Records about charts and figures
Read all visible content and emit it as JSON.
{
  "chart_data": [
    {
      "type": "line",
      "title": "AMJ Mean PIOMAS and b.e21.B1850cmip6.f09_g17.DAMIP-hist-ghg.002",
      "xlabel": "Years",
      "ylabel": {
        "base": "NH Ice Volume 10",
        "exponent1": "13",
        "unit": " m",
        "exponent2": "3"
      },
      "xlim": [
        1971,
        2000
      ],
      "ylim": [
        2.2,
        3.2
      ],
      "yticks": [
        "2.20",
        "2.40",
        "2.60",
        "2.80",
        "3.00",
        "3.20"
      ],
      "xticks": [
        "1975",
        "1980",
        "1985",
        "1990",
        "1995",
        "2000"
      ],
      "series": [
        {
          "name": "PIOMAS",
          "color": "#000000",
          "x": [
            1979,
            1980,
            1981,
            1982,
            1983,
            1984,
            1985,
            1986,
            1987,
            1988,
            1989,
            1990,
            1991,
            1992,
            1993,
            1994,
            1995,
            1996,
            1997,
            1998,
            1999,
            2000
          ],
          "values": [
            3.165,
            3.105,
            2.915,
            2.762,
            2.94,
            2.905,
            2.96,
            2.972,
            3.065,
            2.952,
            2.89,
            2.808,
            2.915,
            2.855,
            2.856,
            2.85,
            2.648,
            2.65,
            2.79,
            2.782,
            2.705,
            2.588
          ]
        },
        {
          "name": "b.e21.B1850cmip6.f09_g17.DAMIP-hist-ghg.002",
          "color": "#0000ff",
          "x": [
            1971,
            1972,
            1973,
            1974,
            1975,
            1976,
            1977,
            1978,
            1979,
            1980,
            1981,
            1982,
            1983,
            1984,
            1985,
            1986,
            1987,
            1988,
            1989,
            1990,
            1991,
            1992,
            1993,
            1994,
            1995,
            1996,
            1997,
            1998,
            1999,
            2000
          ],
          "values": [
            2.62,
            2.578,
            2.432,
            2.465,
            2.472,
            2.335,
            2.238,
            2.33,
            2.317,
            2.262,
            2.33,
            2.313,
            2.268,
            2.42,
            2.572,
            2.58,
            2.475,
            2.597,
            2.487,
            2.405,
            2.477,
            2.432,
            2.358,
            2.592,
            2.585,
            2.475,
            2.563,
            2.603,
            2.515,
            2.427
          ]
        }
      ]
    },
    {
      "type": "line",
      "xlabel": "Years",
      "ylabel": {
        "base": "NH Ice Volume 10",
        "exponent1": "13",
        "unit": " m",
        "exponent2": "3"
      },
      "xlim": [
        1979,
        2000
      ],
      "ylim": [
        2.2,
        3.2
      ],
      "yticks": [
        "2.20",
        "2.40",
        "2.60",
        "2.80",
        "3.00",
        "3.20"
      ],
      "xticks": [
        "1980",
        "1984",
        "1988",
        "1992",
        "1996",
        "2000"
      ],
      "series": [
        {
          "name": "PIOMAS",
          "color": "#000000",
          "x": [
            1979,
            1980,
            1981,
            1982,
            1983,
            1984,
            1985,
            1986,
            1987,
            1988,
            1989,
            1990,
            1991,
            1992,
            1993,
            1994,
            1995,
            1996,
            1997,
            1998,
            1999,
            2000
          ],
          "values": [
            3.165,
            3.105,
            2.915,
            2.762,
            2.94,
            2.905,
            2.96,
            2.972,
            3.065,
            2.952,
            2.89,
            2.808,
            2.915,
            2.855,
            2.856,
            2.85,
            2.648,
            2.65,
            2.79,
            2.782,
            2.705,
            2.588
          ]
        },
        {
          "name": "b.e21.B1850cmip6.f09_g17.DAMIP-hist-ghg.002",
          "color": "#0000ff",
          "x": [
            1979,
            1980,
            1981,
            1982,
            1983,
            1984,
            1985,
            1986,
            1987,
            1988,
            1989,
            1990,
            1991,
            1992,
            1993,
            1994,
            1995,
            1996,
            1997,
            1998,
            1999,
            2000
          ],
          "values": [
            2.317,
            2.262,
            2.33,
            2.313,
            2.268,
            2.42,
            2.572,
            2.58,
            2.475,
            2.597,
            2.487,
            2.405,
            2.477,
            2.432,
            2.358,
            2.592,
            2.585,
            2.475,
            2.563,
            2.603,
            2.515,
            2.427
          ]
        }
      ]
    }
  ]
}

> [Task details]:
In this exercise, repeat all entries exactly.

> [Solution to the exercise]:
Read all visible content and emit it as JSON.
{
  "chart_data": [
    {
      "type": "line",
      "title": "AMJ Mean PIOMAS and b.e21.B1850cmip6.f09_g17.DAMIP-hist-ghg.002",
      "xlabel": "Years",
      "ylabel": {
        "base": "NH Ice Volume 10",
        "exponent1": "13",
        "unit": " m",
        "exponent2": "3"
      },
      "xlim": [
        1971,
        2000
      ],
      "ylim": [
        2.2,
        3.2
      ],
      "yticks": [
        "2.20",
        "2.40",
        "2.60",
        "2.80",
        "3.00",
        "3.20"
      ],
      "xticks": [
        "1975",
        "1980",
        "1985",
        "1990",
        "1995",
        "2000"
      ],
      "series": [
        {
          "name": "PIOMAS",
          "color": "#000000",
          "x": [
            1979,
            1980,
            1981,
            1982,
            1983,
            1984,
            1985,
            1986,
            1987,
            1988,
            1989,
            1990,
            1991,
            1992,
            1993,
            1994,
            1995,
            1996,
            1997,
            1998,
            1999,
            2000
          ],
          "values": [
            3.165,
            3.105,
            2.915,
            2.762,
            2.94,
            2.905,
            2.96,
            2.972,
            3.065,
            2.952,
            2.89,
            2.808,
            2.915,
            2.855,
            2.856,
            2.85,
            2.648,
            2.65,
            2.79,
            2.782,
            2.705,
            2.588
          ]
        },
        {
          "name": "b.e21.B1850cmip6.f09_g17.DAMIP-hist-ghg.002",
          "color": "#0000ff",
          "x": [
            1971,
            1972,
            1973,
            1974,
            1975,
            1976,
            1977,
            1978,
            1979,
            1980,
            1981,
            1982,
            1983,
            1984,
            1985,
            1986,
            1987,
            1988,
            1989,
            1990,
            1991,
            1992,
            1993,
            1994,
            1995,
            1996,
            1997,
            1998,
            1999,
            2000
          ],
          "values": [
            2.62,
            2.578,
            2.432,
            2.465,
            2.472,
            2.335,
            2.238,
            2.33,
            2.317,
            2.262,
            2.33,
            2.313,
            2.268,
            2.42,
            2.572,
            2.58,
            2.475,
            2.597,
            2.487,
            2.405,
            2.477,
            2.432,
            2.358,
            2.592,
            2.585,
            2.475,
            2.563,
            2.603,
            2.515,
            2.427
          ]
        }
      ]
    },
    {
      "type": "line",
      "xlabel": "Years",
      "ylabel": {
        "base": "NH Ice Volume 10",
        "exponent1": "13",
        "unit": " m",
        "exponent2": "3"
      },
      "xlim": [
        1979,
        2000
      ],
      "ylim": [
        2.2,
        3.2
      ],
      "yticks": [
        "2.20",
        "2.40",
        "2.60",
        "2.80",
        "3.00",
        "3.20"
      ],
      "xticks": [
        "1980",
        "1984",
        "1988",
        "1992",
        "1996",
        "2000"
      ],
      "series": [
        {
          "name": "PIOMAS",
          "color": "#000000",
          "x": [
            1979,
            1980,
            1981,
            1982,
            1983,
            1984,
            1985,
            1986,
            1987,
            1988,
            1989,
            1990,
            1991,
            1992,
            1993,
            1994,
            1995,
            1996,
            1997,
            1998,
            1999,
            2000
          ],
          "values": [
            3.165,
            3.105,
            2.915,
            2.762,
            2.94,
            2.905,
            2.96,
            2.972,
            3.065,
            2.952,
            2.89,
            2.808,
            2.915,
            2.855,
            2.856,
            2.85,
            2.648,
            2.65,
            2.79,
            2.782,
            2.705,
            2.588
          ]
        },
        {
          "name": "b.e21.B1850cmip6.f09_g17.DAMIP-hist-ghg.002",
          "color": "#0000ff",
          "x": [
            1979,
            1980,
            1981,
            1982,
            1983,
            1984,
            1985,
            1986,
            1987,
            1988,
            1989,
            1990,
            1991,
            1992,
            1993,
            1994,
            1995,
            1996,
            1997,
            1998,
            1999,
            2000
          ],
          "values": [
            2.317,
            2.262,
            2.33,
            2.313,
            2.268,
            2.42,
            2.572,
            2.58,
            2.475,
            2.597,
            2.487,
            2.405,
            2.477,
            2.432,
            2.358,
            2.592,
            2.585,
            2.475,
            2.563,
            2.603,
            2.515,
            2.427
          ]
        }
      ]
    }
  ]
}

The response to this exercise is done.